- _Exercise brief_: Make an exact copy of each entry, leaving out every picture.

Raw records

_____

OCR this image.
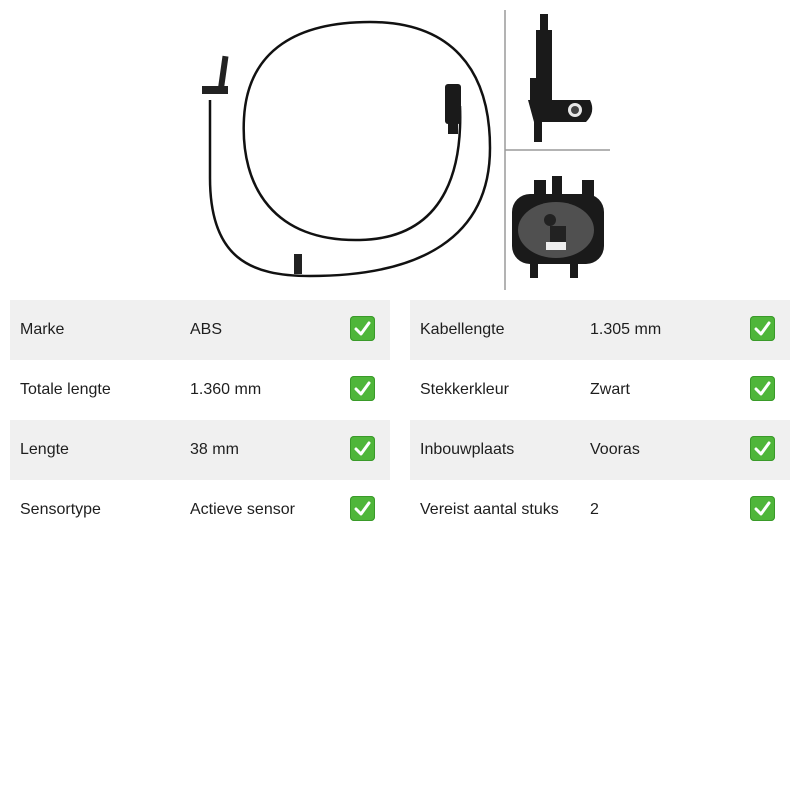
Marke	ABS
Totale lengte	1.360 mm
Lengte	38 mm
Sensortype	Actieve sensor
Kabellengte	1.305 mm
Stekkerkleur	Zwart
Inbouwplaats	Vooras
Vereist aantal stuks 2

_____

- _Reply_:
OCR this image.
Marke	ABS
Totale lengte	1.360 mm
Lengte	38 mm
Sensortype	Actieve sensor
Kabellengte	1.305 mm
Stekkerkleur	Zwart
Inbouwplaats	Vooras
Vereist aantal stuks 2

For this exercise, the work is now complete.